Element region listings

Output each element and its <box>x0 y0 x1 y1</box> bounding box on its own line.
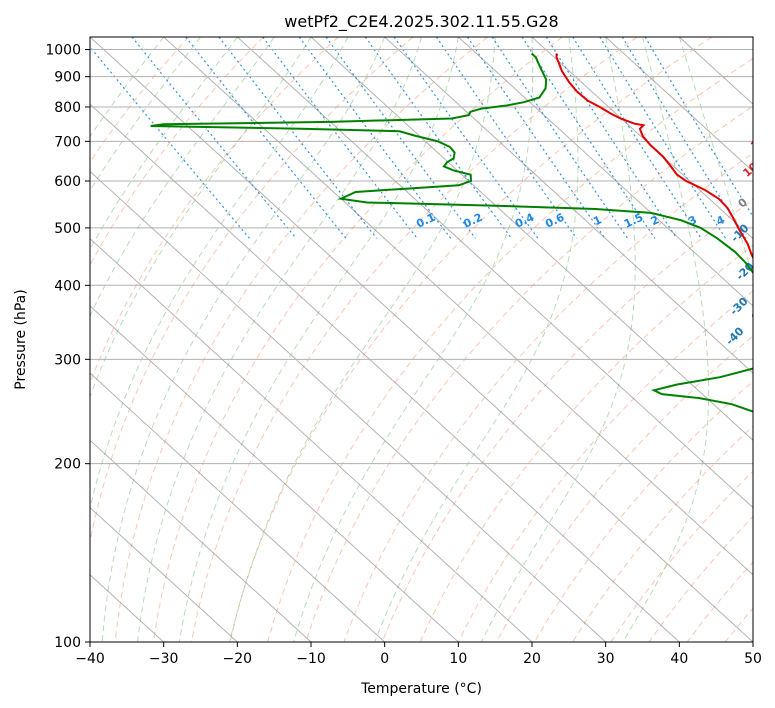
moist-adiabat-line <box>480 37 636 642</box>
isotherm-line <box>90 37 753 642</box>
moist-adiabat-line <box>229 37 496 642</box>
y-tick-label: 100 <box>54 635 81 651</box>
moist-adiabat-line <box>136 37 422 642</box>
x-tick-label: −30 <box>149 651 179 667</box>
isotherm-line <box>752 37 753 38</box>
dewpoint-line <box>150 52 753 413</box>
x-tick-label: 40 <box>670 651 688 667</box>
mixing-ratio-line <box>572 37 702 239</box>
dry-adiabat-line <box>90 37 339 384</box>
dry-adiabat-label: -50 <box>754 386 775 409</box>
x-tick-label: 30 <box>597 651 615 667</box>
dry-adiabat-line <box>305 105 753 642</box>
mixing-ratio-line <box>491 37 629 239</box>
x-tick-label: 0 <box>380 651 389 667</box>
temperature-line <box>555 53 753 260</box>
mixing-ratio-line <box>185 37 347 239</box>
mixing-ratio-line <box>644 37 753 218</box>
isotherm-line <box>90 237 533 642</box>
moist-adiabat-label: 30 <box>758 104 775 124</box>
dry-adiabat-line <box>381 198 753 642</box>
moist-adiabat-label: 20 <box>749 132 769 152</box>
isotherm-line <box>605 37 753 173</box>
sounding-series <box>150 52 753 413</box>
dry-adiabat-line <box>534 380 753 642</box>
dry-adiabat-line <box>90 37 264 267</box>
background-lines <box>90 37 775 642</box>
dry-adiabat-line <box>763 37 775 642</box>
dry-adiabat-line <box>114 37 488 642</box>
moist-adiabat-label: 40 <box>766 71 775 91</box>
moist-adiabat-line <box>90 37 349 511</box>
isotherm-line <box>90 506 238 642</box>
isotherm-line <box>457 37 753 307</box>
x-tick-label: −40 <box>75 651 105 667</box>
dry-adiabat-line <box>419 244 753 642</box>
dry-adiabat-line <box>190 37 638 642</box>
isotherm-line <box>163 37 753 576</box>
dry-adiabat-line <box>343 152 753 642</box>
isotherm-line <box>90 103 680 642</box>
y-tick-label: 300 <box>54 352 81 368</box>
y-tick-label: 500 <box>54 221 81 237</box>
moist-adiabat-line <box>90 37 238 251</box>
isotherm-line <box>90 372 386 642</box>
isotherm-line <box>90 305 459 642</box>
y-tick-label: 200 <box>54 457 81 473</box>
moist-adiabat-line <box>374 37 579 642</box>
mixing-ratio-line <box>298 37 452 239</box>
pressure-grid <box>90 49 753 642</box>
isotherm-line <box>236 37 753 509</box>
isotherm-line <box>384 37 753 374</box>
isotherm-line <box>531 37 753 240</box>
x-tick-label: 20 <box>523 651 541 667</box>
moist-adiabat-line <box>293 37 534 642</box>
moist-adiabat-line <box>178 37 459 642</box>
moist-adiabat-line <box>90 37 165 138</box>
moist-adiabat-line <box>101 37 386 642</box>
mixing-ratio-line <box>545 37 678 239</box>
moist-adiabat-line <box>678 37 753 280</box>
x-tick-label: −10 <box>296 651 326 667</box>
mixing-ratio-line <box>521 37 656 239</box>
mixing-ratio-line <box>131 37 297 239</box>
mixing-ratio-line <box>262 37 418 239</box>
dry-adiabat-line <box>90 37 414 545</box>
mixing-ratio-line <box>621 37 747 239</box>
dry-adiabat-line <box>229 37 713 642</box>
mixing-ratio-line <box>393 37 539 239</box>
isotherm-line <box>90 439 312 642</box>
moist-adiabat-line <box>90 37 275 318</box>
y-tick-label: 1000 <box>45 43 81 59</box>
x-tick-label: 50 <box>744 651 762 667</box>
mixing-ratio-label: 6 <box>754 213 767 228</box>
x-axis-label: Temperature (°C) <box>360 681 482 697</box>
y-tick-label: 600 <box>54 174 81 190</box>
isotherm-line <box>90 170 607 642</box>
moist-adiabat-line <box>90 37 201 192</box>
y-axis-label: Pressure (hPa) <box>13 289 29 389</box>
moist-adiabat-line <box>622 37 710 642</box>
y-tick-label: 700 <box>54 134 81 150</box>
y-tick-label: 400 <box>54 278 81 294</box>
mixing-ratio-line <box>90 45 251 239</box>
y-tick-label: 800 <box>54 100 81 116</box>
y-axis: 1000 900 800 700 600 500 400 300 200 100 <box>45 43 90 651</box>
dry-adiabat-line <box>152 37 563 642</box>
mixing-ratio-line <box>325 37 476 239</box>
mixing-ratio-line <box>218 37 378 239</box>
plot-frame <box>89 36 754 643</box>
chart-title: wetPf2_C2E4.2025.302.11.55.G28 <box>284 12 558 32</box>
dry-adiabat-line <box>495 335 753 642</box>
x-axis: −40 −30 −20 −10 0 10 20 30 40 50 <box>75 642 762 667</box>
dry-adiabat-line <box>90 37 190 164</box>
mixing-ratio-line <box>599 37 727 239</box>
dry-adiabat-line <box>457 290 753 642</box>
x-tick-label: 10 <box>449 651 467 667</box>
x-tick-label: −20 <box>223 651 253 667</box>
dry-adiabat-line <box>267 57 753 642</box>
y-tick-label: 900 <box>54 70 81 86</box>
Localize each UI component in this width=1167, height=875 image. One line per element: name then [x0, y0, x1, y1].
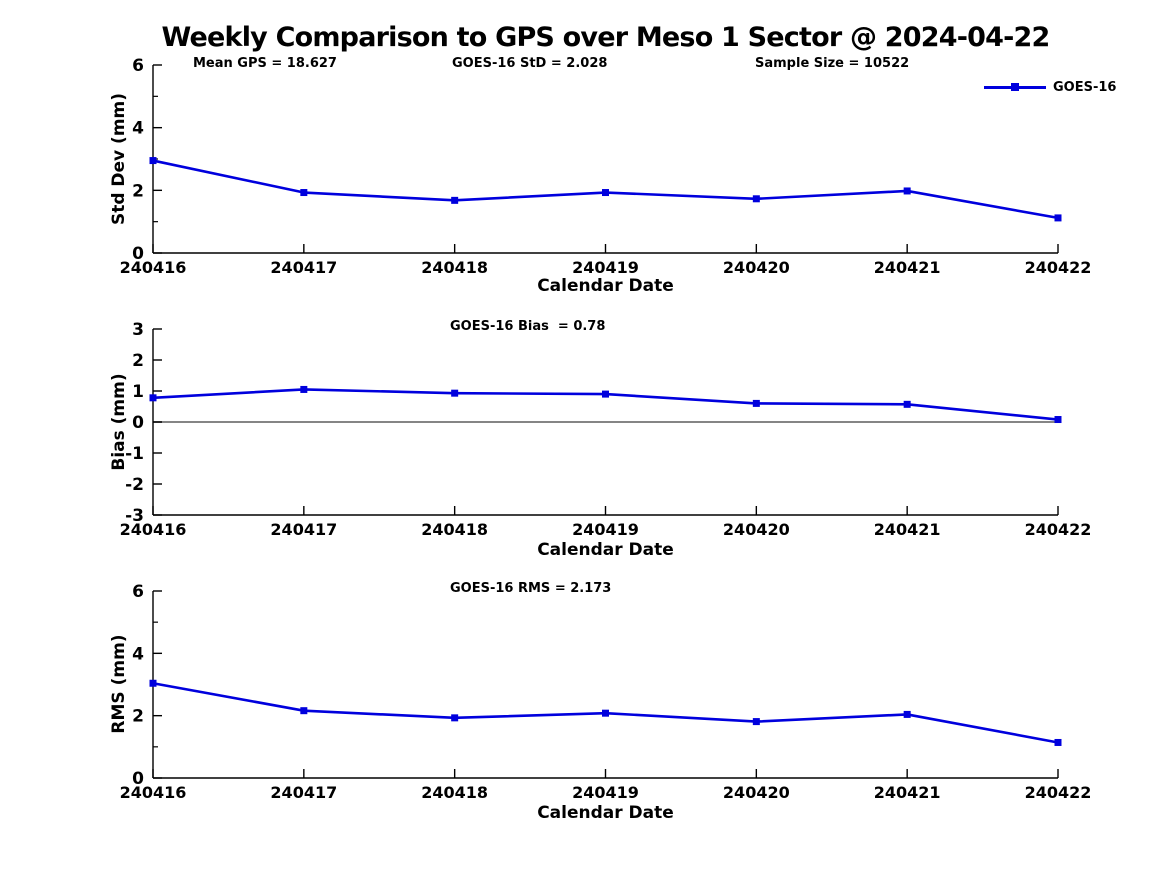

» **Aim of the exercise**
Recast every one of the lines above as a JSON list of strings, one string per line, with blank lines and the pictures left out.

» **Task output**
[
  "Output each element and its <box>x0 y0 x1 y1</box> bounding box on its own line.",
  "moist-adiabat-line <box>480 37 636 642</box>",
  "isotherm-line <box>90 37 753 642</box>",
  "moist-adiabat-line <box>229 37 496 642</box>",
  "y-tick-label: 100 <box>54 635 81 651</box>",
  "moist-adiabat-line <box>136 37 422 642</box>",
  "x-tick-label: −30 <box>149 651 179 667</box>",
  "isotherm-line <box>752 37 753 38</box>",
  "dewpoint-line <box>150 52 753 413</box>",
  "x-tick-label: 40 <box>670 651 688 667</box>",
  "mixing-ratio-line <box>572 37 702 239</box>",
  "dry-adiabat-line <box>90 37 339 384</box>",
  "dry-adiabat-label: -50 <box>754 386 775 409</box>",
  "x-tick-label: 30 <box>597 651 615 667</box>",
  "dry-adiabat-line <box>305 105 753 642</box>",
  "mixing-ratio-line <box>491 37 629 239</box>",
  "x-tick-label: 0 <box>380 651 389 667</box>",
  "temperature-line <box>555 53 753 260</box>",
  "mixing-ratio-line <box>185 37 347 239</box>",
  "mixing-ratio-line <box>644 37 753 218</box>",
  "isotherm-line <box>90 237 533 642</box>",
  "moist-adiabat-label: 30 <box>758 104 775 124</box>",
  "dry-adiabat-line <box>381 198 753 642</box>",
  "moist-adiabat-label: 20 <box>749 132 769 152</box>",
  "isotherm-line <box>605 37 753 173</box>",
  "sounding-series <box>150 52 753 413</box>",
  "dry-adiabat-line <box>534 380 753 642</box>",
  "dry-adiabat-line <box>90 37 264 267</box>",
  "background-lines <box>90 37 775 642</box>",
  "dry-adiabat-line <box>763 37 775 642</box>",
  "dry-adiabat-line <box>114 37 488 642</box>",
  "moist-adiabat-label: 40 <box>766 71 775 91</box>",
  "moist-adiabat-line <box>90 37 349 511</box>",
  "isotherm-line <box>90 506 238 642</box>",
  "isotherm-line <box>457 37 753 307</box>",
  "x-tick-label: −40 <box>75 651 105 667</box>",
  "dry-adiabat-line <box>419 244 753 642</box>",
  "dry-adiabat-line <box>190 37 638 642</box>",
  "isotherm-line <box>163 37 753 576</box>",
  "dry-adiabat-line <box>343 152 753 642</box>",
  "isotherm-line <box>90 103 680 642</box>",
  "y-tick-label: 300 <box>54 352 81 368</box>",
  "y-tick-label: 500 <box>54 221 81 237</box>",
  "moist-adiabat-line <box>90 37 238 251</box>",
  "isotherm-line <box>90 372 386 642</box>",
  "isotherm-line <box>90 305 459 642</box>",
  "y-tick-label: 200 <box>54 457 81 473</box>",
  "moist-adiabat-line <box>374 37 579 642</box>",
  "mixing-ratio-line <box>298 37 452 239</box>",
  "pressure-grid <box>90 49 753 642</box>",
  "isotherm-line <box>236 37 753 509</box>",
  "isotherm-line <box>384 37 753 374</box>",
  "isotherm-line <box>531 37 753 240</box>",
  "x-tick-label: 20 <box>523 651 541 667</box>",
  "moist-adiabat-line <box>293 37 534 642</box>",
  "moist-adiabat-line <box>178 37 459 642</box>",
  "moist-adiabat-line <box>90 37 165 138</box>",
  "moist-adiabat-line <box>101 37 386 642</box>",
  "mixing-ratio-line <box>545 37 678 239</box>",
  "moist-adiabat-line <box>678 37 753 280</box>",
  "x-tick-label: −10 <box>296 651 326 667</box>",
  "mixing-ratio-line <box>521 37 656 239</box>",
  "mixing-ratio-line <box>131 37 297 239</box>",
  "mixing-ratio-line <box>262 37 418 239</box>",
  "dry-adiabat-line <box>90 37 414 545</box>",
  "mixing-ratio-line <box>621 37 747 239</box>",
  "dry-adiabat-line <box>229 37 713 642</box>",
  "mixing-ratio-line <box>393 37 539 239</box>",
  "isotherm-line <box>90 439 312 642</box>",
  "moist-adiabat-line <box>90 37 275 318</box>",
  "y-tick-label: 1000 <box>45 43 81 59</box>",
  "x-tick-label: 50 <box>744 651 762 667</box>",
  "mixing-ratio-label: 6 <box>754 213 767 228</box>",
  "x-axis-label: Temperature (°C) <box>360 681 482 697</box>",
  "y-tick-label: 600 <box>54 174 81 190</box>",
  "isotherm-line <box>90 170 607 642</box>",
  "moist-adiabat-line <box>90 37 201 192</box>",
  "y-axis-label: Pressure (hPa) <box>13 289 29 389</box>",
  "moist-adiabat-line <box>622 37 710 642</box>",
  "y-tick-label: 700 <box>54 134 81 150</box>",
  "y-tick-label: 400 <box>54 278 81 294</box>",
  "mixing-ratio-line <box>90 45 251 239</box>",
  "y-tick-label: 800 <box>54 100 81 116</box>",
  "y-axis: 1000 900 800 700 600 500 400 300 200 100 <box>45 43 90 651</box>",
  "dry-adiabat-line <box>152 37 563 642</box>",
  "mixing-ratio-line <box>325 37 476 239</box>",
  "mixing-ratio-line <box>218 37 378 239</box>",
  "plot-frame <box>89 36 754 643</box>",
  "chart-title: wetPf2_C2E4.2025.302.11.55.G28 <box>284 12 558 32</box>",
  "dry-adiabat-line <box>495 335 753 642</box>",
  "x-axis: −40 −30 −20 −10 0 10 20 30 40 50 <box>75 642 762 667</box>",
  "dry-adiabat-line <box>90 37 190 164</box>",
  "mixing-ratio-line <box>599 37 727 239</box>",
  "dry-adiabat-line <box>457 290 753 642</box>",
  "x-tick-label: 10 <box>449 651 467 667</box>",
  "x-tick-label: −20 <box>223 651 253 667</box>",
  "dry-adiabat-line <box>267 57 753 642</box>",
  "y-tick-label: 900 <box>54 70 81 86</box>",
  "Localize each UI component in this width=1167, height=875 image. One line per element: name then [x0, y0, x1, y1]."
]